▶ TASK OBJECTIVE
Select the lines below containing the word "suffered".

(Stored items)
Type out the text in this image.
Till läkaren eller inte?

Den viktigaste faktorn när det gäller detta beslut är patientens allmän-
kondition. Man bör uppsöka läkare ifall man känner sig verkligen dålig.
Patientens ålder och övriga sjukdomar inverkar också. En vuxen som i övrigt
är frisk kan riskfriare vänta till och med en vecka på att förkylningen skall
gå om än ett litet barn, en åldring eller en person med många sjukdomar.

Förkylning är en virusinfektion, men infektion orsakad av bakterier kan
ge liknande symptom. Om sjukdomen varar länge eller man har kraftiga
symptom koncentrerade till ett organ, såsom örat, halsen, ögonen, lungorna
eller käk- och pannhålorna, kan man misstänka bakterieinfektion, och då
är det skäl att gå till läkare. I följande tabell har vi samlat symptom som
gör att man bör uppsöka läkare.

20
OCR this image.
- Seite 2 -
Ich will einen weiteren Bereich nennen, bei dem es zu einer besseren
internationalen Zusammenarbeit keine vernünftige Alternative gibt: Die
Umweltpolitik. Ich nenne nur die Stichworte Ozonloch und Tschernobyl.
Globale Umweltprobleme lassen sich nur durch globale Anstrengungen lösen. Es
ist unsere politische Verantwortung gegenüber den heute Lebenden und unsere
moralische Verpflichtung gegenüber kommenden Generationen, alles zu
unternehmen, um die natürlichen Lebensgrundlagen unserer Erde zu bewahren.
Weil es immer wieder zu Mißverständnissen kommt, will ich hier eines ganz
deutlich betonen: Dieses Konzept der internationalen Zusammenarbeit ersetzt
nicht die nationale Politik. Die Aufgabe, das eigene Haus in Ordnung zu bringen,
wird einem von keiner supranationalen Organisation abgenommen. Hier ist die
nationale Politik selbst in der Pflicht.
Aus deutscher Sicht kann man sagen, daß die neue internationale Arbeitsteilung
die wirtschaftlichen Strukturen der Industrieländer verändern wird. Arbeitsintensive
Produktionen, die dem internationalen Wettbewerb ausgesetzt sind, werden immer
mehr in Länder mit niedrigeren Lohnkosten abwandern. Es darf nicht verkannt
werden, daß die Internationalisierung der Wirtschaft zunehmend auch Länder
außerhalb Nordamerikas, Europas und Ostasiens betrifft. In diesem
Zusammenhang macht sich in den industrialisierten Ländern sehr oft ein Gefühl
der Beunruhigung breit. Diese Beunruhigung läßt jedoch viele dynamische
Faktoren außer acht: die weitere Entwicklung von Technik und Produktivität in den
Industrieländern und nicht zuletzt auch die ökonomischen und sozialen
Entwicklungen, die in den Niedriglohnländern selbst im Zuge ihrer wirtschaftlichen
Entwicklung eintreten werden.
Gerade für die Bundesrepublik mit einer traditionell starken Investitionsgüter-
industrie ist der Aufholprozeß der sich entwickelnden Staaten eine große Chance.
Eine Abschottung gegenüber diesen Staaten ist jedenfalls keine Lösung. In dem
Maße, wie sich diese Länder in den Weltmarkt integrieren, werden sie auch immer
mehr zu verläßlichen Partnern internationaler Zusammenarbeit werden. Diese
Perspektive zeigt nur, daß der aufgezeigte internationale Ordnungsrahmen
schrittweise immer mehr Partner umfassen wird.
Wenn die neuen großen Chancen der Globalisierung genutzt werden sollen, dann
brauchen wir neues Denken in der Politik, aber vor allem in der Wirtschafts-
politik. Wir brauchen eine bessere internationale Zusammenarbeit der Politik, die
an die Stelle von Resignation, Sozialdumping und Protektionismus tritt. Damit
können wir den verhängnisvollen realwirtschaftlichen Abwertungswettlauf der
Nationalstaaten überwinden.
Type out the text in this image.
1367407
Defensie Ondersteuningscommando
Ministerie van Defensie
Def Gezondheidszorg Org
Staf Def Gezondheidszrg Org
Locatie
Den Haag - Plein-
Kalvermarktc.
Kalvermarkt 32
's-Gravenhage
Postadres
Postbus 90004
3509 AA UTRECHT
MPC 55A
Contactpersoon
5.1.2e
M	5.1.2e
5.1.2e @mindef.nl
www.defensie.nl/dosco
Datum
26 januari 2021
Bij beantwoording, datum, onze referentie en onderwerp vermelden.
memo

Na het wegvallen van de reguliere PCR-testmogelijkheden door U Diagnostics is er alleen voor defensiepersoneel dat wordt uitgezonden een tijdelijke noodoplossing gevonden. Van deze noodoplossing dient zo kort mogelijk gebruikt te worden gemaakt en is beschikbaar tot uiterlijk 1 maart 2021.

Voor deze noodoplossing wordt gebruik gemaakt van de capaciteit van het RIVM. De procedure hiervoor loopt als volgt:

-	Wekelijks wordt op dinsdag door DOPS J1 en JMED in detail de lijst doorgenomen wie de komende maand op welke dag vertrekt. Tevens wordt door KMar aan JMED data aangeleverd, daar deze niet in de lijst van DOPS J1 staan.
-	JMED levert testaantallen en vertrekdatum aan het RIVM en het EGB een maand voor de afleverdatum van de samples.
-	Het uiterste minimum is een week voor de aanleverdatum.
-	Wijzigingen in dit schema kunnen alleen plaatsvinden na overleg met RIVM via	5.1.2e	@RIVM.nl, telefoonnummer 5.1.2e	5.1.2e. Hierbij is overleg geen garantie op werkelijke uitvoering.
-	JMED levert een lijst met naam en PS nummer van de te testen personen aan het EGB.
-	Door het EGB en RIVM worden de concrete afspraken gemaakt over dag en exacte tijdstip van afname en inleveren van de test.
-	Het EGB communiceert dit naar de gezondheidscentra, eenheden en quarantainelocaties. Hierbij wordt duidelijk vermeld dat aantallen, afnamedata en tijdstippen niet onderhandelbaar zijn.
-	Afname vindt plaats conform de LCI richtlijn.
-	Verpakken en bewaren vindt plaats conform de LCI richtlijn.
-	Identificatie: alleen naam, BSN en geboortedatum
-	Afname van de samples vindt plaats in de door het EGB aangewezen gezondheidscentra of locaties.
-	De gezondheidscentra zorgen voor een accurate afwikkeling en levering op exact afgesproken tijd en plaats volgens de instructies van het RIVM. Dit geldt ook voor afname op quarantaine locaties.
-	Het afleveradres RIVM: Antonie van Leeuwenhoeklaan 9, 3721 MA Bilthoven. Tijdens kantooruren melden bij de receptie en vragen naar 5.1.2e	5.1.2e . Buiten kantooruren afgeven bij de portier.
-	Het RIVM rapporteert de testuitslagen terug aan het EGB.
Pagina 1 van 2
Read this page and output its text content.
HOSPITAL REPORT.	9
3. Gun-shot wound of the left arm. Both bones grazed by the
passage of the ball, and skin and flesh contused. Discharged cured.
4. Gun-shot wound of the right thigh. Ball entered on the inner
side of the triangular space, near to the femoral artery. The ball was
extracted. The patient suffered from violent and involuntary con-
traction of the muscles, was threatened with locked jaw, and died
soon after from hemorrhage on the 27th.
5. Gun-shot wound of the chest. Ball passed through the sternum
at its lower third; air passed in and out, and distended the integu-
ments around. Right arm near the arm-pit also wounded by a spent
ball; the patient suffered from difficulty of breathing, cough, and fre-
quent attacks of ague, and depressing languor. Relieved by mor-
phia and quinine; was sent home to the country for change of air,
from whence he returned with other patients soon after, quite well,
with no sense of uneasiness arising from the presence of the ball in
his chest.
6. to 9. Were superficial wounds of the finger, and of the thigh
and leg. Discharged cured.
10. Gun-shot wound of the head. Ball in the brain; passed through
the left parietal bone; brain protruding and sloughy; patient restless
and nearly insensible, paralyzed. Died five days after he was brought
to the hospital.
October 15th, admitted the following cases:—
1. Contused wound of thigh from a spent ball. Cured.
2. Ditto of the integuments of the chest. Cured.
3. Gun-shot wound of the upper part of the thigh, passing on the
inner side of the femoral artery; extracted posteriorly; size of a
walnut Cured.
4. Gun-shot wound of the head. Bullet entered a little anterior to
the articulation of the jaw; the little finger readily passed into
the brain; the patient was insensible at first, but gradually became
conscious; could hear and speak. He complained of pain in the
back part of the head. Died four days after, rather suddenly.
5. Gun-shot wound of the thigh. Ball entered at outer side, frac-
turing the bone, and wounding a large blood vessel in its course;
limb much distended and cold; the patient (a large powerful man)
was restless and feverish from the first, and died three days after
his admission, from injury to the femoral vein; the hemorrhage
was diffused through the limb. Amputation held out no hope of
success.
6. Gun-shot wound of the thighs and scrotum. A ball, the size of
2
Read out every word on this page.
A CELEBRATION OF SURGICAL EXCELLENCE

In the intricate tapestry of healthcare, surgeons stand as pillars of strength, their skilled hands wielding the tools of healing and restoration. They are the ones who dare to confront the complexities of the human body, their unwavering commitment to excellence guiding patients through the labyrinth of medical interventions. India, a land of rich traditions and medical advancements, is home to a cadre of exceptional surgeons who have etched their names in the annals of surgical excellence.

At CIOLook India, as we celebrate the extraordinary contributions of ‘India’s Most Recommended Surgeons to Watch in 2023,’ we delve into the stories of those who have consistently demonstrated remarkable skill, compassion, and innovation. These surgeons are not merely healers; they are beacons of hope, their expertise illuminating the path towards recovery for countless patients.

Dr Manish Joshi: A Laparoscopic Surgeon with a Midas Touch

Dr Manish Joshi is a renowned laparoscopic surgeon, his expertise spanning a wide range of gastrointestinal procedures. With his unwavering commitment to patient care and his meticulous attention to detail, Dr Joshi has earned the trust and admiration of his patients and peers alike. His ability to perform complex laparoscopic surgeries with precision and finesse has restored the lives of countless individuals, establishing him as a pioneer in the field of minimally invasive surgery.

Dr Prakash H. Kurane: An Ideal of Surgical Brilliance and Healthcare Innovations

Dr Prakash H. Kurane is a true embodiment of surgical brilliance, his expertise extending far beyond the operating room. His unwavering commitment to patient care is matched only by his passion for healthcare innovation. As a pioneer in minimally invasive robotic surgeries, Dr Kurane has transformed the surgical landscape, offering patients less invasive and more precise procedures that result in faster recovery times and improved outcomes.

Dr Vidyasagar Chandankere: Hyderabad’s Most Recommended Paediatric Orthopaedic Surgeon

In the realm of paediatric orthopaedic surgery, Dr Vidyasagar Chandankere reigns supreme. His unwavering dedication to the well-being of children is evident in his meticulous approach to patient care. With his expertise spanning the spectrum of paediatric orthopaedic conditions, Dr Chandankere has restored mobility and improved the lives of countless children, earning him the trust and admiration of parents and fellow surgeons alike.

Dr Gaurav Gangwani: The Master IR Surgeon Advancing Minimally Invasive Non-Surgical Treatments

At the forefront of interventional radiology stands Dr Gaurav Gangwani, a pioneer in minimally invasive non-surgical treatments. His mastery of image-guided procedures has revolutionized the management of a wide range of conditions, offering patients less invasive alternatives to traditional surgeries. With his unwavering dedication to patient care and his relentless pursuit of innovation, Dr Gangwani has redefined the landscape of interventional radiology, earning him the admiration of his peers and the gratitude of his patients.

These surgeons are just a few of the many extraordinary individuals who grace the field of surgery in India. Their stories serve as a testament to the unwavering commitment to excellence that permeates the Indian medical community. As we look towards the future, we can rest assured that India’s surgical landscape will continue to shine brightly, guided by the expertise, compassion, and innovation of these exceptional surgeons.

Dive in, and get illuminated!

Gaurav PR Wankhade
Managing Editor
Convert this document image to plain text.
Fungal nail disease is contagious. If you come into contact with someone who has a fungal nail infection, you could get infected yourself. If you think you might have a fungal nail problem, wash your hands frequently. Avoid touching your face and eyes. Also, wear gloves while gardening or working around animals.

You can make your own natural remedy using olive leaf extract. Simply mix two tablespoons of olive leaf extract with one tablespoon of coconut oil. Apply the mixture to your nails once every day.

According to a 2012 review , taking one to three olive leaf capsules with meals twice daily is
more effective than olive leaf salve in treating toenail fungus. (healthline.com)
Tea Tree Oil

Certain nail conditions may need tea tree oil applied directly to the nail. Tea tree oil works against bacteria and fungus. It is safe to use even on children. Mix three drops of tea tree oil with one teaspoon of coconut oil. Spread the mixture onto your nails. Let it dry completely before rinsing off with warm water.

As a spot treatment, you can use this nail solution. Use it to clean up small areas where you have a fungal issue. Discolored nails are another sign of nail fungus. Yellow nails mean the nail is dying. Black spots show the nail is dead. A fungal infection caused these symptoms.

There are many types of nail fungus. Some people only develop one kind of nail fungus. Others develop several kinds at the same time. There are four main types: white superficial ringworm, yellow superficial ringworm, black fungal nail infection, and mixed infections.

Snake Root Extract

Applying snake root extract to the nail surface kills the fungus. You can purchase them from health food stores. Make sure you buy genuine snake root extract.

▶ SOLUTION FOR THIS TASK
extracted. The patient suffered from violent and involuntary con-
ball; the patient suffered from difficulty of breathing, cough, and fre-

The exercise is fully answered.